_TASK GOAL_
Would you output the whole listing below, exactly as it reads?

Excerpts from a figure dataset
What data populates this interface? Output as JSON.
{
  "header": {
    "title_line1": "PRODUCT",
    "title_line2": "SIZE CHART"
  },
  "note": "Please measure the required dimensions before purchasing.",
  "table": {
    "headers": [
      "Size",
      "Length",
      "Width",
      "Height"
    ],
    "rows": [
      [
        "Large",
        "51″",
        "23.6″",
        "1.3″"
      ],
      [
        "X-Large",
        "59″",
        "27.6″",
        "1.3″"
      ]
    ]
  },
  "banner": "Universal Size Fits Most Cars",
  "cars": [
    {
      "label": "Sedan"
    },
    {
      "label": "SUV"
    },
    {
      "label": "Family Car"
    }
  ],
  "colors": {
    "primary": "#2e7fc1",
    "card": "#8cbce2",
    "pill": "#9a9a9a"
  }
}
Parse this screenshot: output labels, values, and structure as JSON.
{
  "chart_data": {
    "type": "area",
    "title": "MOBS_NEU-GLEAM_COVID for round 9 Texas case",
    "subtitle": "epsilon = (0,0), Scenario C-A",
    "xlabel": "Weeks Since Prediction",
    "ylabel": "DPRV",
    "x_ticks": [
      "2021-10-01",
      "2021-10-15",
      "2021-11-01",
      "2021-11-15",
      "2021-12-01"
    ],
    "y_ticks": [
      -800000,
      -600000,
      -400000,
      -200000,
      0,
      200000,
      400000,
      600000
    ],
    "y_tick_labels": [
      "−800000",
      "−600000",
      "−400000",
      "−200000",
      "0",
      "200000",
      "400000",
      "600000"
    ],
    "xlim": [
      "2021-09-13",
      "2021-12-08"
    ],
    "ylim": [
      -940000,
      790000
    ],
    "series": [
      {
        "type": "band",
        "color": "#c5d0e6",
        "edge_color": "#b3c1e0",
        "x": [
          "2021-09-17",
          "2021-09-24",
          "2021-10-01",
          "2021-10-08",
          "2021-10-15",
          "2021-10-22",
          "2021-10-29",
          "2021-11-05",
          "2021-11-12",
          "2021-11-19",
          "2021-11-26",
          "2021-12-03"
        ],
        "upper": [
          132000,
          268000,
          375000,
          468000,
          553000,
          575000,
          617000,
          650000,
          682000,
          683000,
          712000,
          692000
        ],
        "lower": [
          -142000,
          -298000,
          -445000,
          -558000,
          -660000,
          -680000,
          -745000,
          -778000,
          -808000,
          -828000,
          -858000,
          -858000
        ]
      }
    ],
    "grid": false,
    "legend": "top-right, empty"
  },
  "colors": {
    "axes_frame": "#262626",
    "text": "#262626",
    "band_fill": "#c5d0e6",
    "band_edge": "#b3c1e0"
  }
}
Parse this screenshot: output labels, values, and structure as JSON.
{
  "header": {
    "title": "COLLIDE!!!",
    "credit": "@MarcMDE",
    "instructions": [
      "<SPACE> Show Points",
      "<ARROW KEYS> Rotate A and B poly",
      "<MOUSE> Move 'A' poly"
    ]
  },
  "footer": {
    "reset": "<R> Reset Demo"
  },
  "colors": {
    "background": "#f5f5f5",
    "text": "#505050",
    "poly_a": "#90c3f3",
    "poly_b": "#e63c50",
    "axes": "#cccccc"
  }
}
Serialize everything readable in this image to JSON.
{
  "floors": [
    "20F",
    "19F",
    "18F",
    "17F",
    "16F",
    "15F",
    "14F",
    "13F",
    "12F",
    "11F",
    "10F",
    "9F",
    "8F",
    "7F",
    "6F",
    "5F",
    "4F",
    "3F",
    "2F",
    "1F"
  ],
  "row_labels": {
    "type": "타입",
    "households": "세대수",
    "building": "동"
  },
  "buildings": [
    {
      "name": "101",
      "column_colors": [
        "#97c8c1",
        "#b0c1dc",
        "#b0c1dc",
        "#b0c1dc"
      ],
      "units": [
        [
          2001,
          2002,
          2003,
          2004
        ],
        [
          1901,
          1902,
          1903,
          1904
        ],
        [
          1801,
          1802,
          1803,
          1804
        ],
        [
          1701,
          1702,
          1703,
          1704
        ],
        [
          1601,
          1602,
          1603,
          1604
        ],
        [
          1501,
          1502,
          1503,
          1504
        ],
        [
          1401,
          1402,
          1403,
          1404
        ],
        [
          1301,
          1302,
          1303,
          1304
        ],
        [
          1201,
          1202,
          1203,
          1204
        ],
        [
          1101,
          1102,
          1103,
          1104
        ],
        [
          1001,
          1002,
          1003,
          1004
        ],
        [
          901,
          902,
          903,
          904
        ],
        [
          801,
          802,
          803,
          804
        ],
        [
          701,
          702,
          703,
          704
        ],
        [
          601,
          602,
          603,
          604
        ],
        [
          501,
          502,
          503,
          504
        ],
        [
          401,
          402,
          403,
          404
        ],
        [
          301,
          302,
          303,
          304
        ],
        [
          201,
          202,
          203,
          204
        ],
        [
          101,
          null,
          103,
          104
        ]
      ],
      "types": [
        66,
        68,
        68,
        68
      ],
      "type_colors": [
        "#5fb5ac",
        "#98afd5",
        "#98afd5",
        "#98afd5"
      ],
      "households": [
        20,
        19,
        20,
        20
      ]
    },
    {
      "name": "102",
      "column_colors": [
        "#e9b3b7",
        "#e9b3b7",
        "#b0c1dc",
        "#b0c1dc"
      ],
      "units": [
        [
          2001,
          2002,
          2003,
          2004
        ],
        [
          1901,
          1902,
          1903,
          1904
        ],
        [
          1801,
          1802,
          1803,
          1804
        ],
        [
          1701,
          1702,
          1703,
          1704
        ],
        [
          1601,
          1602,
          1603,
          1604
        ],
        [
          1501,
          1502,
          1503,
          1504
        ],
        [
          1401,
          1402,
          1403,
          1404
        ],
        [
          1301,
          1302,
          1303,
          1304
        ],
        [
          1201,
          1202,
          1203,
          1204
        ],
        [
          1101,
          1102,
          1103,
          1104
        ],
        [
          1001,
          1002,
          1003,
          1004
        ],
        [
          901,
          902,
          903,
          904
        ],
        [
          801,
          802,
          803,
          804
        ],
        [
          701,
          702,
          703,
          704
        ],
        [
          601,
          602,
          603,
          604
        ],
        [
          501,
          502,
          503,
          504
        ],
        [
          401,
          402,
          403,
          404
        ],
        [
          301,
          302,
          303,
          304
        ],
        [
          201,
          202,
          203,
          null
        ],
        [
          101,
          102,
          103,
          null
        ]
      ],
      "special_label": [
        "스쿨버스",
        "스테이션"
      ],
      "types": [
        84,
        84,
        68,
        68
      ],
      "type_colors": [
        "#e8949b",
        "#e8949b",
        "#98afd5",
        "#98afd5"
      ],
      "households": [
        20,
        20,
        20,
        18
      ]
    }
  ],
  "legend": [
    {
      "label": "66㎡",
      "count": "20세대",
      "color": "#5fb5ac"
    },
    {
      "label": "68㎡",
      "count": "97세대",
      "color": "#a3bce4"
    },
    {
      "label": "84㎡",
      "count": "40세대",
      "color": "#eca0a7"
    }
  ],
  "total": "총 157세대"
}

_COMPLETED EXERCISE_
What data populates this interface? Output as JSON.
{
  "header": {
    "title_line1": "PRODUCT",
    "title_line2": "SIZE CHART"
  },
  "note": "Please measure the required dimensions before purchasing.",
  "table": {
    "headers": [
      "Size",
      "Length",
      "Width",
      "Height"
    ],
    "rows": [
      [
        "Large",
        "51″",
        "23.6″",
        "1.3″"
      ],
      [
        "X-Large",
        "59″",
        "27.6″",
        "1.3″"
      ]
    ]
  },
  "banner": "Universal Size Fits Most Cars",
  "cars": [
    {
      "label": "Sedan"
    },
    {
      "label": "SUV"
    },
    {
      "label": "Family Car"
    }
  ],
  "colors": {
    "primary": "#2e7fc1",
    "card": "#8cbce2",
    "pill": "#9a9a9a"
  }
}
Parse this screenshot: output labels, values, and structure as JSON.
{
  "chart_data": {
    "type": "area",
    "title": "MOBS_NEU-GLEAM_COVID for round 9 Texas case",
    "subtitle": "epsilon = (0,0), Scenario C-A",
    "xlabel": "Weeks Since Prediction",
    "ylabel": "DPRV",
    "x_ticks": [
      "2021-10-01",
      "2021-10-15",
      "2021-11-01",
      "2021-11-15",
      "2021-12-01"
    ],
    "y_ticks": [
      -800000,
      -600000,
      -400000,
      -200000,
      0,
      200000,
      400000,
      600000
    ],
    "y_tick_labels": [
      "−800000",
      "−600000",
      "−400000",
      "−200000",
      "0",
      "200000",
      "400000",
      "600000"
    ],
    "xlim": [
      "2021-09-13",
      "2021-12-08"
    ],
    "ylim": [
      -940000,
      790000
    ],
    "series": [
      {
        "type": "band",
        "color": "#c5d0e6",
        "edge_color": "#b3c1e0",
        "x": [
          "2021-09-17",
          "2021-09-24",
          "2021-10-01",
          "2021-10-08",
          "2021-10-15",
          "2021-10-22",
          "2021-10-29",
          "2021-11-05",
          "2021-11-12",
          "2021-11-19",
          "2021-11-26",
          "2021-12-03"
        ],
        "upper": [
          132000,
          268000,
          375000,
          468000,
          553000,
          575000,
          617000,
          650000,
          682000,
          683000,
          712000,
          692000
        ],
        "lower": [
          -142000,
          -298000,
          -445000,
          -558000,
          -660000,
          -680000,
          -745000,
          -778000,
          -808000,
          -828000,
          -858000,
          -858000
        ]
      }
    ],
    "grid": false,
    "legend": "top-right, empty"
  },
  "colors": {
    "axes_frame": "#262626",
    "text": "#262626",
    "band_fill": "#c5d0e6",
    "band_edge": "#b3c1e0"
  }
}
Parse this screenshot: output labels, values, and structure as JSON.
{
  "header": {
    "title": "COLLIDE!!!",
    "credit": "@MarcMDE",
    "instructions": [
      "<SPACE> Show Points",
      "<ARROW KEYS> Rotate A and B poly",
      "<MOUSE> Move 'A' poly"
    ]
  },
  "footer": {
    "reset": "<R> Reset Demo"
  },
  "colors": {
    "background": "#f5f5f5",
    "text": "#505050",
    "poly_a": "#90c3f3",
    "poly_b": "#e63c50",
    "axes": "#cccccc"
  }
}
Serialize everything readable in this image to JSON.
{
  "floors": [
    "20F",
    "19F",
    "18F",
    "17F",
    "16F",
    "15F",
    "14F",
    "13F",
    "12F",
    "11F",
    "10F",
    "9F",
    "8F",
    "7F",
    "6F",
    "5F",
    "4F",
    "3F",
    "2F",
    "1F"
  ],
  "row_labels": {
    "type": "타입",
    "households": "세대수",
    "building": "동"
  },
  "buildings": [
    {
      "name": "101",
      "column_colors": [
        "#97c8c1",
        "#b0c1dc",
        "#b0c1dc",
        "#b0c1dc"
      ],
      "units": [
        [
          2001,
          2002,
          2003,
          2004
        ],
        [
          1901,
          1902,
          1903,
          1904
        ],
        [
          1801,
          1802,
          1803,
          1804
        ],
        [
          1701,
          1702,
          1703,
          1704
        ],
        [
          1601,
          1602,
          1603,
          1604
        ],
        [
          1501,
          1502,
          1503,
          1504
        ],
        [
          1401,
          1402,
          1403,
          1404
        ],
        [
          1301,
          1302,
          1303,
          1304
        ],
        [
          1201,
          1202,
          1203,
          1204
        ],
        [
          1101,
          1102,
          1103,
          1104
        ],
        [
          1001,
          1002,
          1003,
          1004
        ],
        [
          901,
          902,
          903,
          904
        ],
        [
          801,
          802,
          803,
          804
        ],
        [
          701,
          702,
          703,
          704
        ],
        [
          601,
          602,
          603,
          604
        ],
        [
          501,
          502,
          503,
          504
        ],
        [
          401,
          402,
          403,
          404
        ],
        [
          301,
          302,
          303,
          304
        ],
        [
          201,
          202,
          203,
          204
        ],
        [
          101,
          null,
          103,
          104
        ]
      ],
      "types": [
        66,
        68,
        68,
        68
      ],
      "type_colors": [
        "#5fb5ac",
        "#98afd5",
        "#98afd5",
        "#98afd5"
      ],
      "households": [
        20,
        19,
        20,
        20
      ]
    },
    {
      "name": "102",
      "column_colors": [
        "#e9b3b7",
        "#e9b3b7",
        "#b0c1dc",
        "#b0c1dc"
      ],
      "units": [
        [
          2001,
          2002,
          2003,
          2004
        ],
        [
          1901,
          1902,
          1903,
          1904
        ],
        [
          1801,
          1802,
          1803,
          1804
        ],
        [
          1701,
          1702,
          1703,
          1704
        ],
        [
          1601,
          1602,
          1603,
          1604
        ],
        [
          1501,
          1502,
          1503,
          1504
        ],
        [
          1401,
          1402,
          1403,
          1404
        ],
        [
          1301,
          1302,
          1303,
          1304
        ],
        [
          1201,
          1202,
          1203,
          1204
        ],
        [
          1101,
          1102,
          1103,
          1104
        ],
        [
          1001,
          1002,
          1003,
          1004
        ],
        [
          901,
          902,
          903,
          904
        ],
        [
          801,
          802,
          803,
          804
        ],
        [
          701,
          702,
          703,
          704
        ],
        [
          601,
          602,
          603,
          604
        ],
        [
          501,
          502,
          503,
          504
        ],
        [
          401,
          402,
          403,
          404
        ],
        [
          301,
          302,
          303,
          304
        ],
        [
          201,
          202,
          203,
          null
        ],
        [
          101,
          102,
          103,
          null
        ]
      ],
      "special_label": [
        "스쿨버스",
        "스테이션"
      ],
      "types": [
        84,
        84,
        68,
        68
      ],
      "type_colors": [
        "#e8949b",
        "#e8949b",
        "#98afd5",
        "#98afd5"
      ],
      "households": [
        20,
        20,
        20,
        18
      ]
    }
  ],
  "legend": [
    {
      "label": "66㎡",
      "count": "20세대",
      "color": "#5fb5ac"
    },
    {
      "label": "68㎡",
      "count": "97세대",
      "color": "#a3bce4"
    },
    {
      "label": "84㎡",
      "count": "40세대",
      "color": "#eca0a7"
    }
  ],
  "total": "총 157세대"
}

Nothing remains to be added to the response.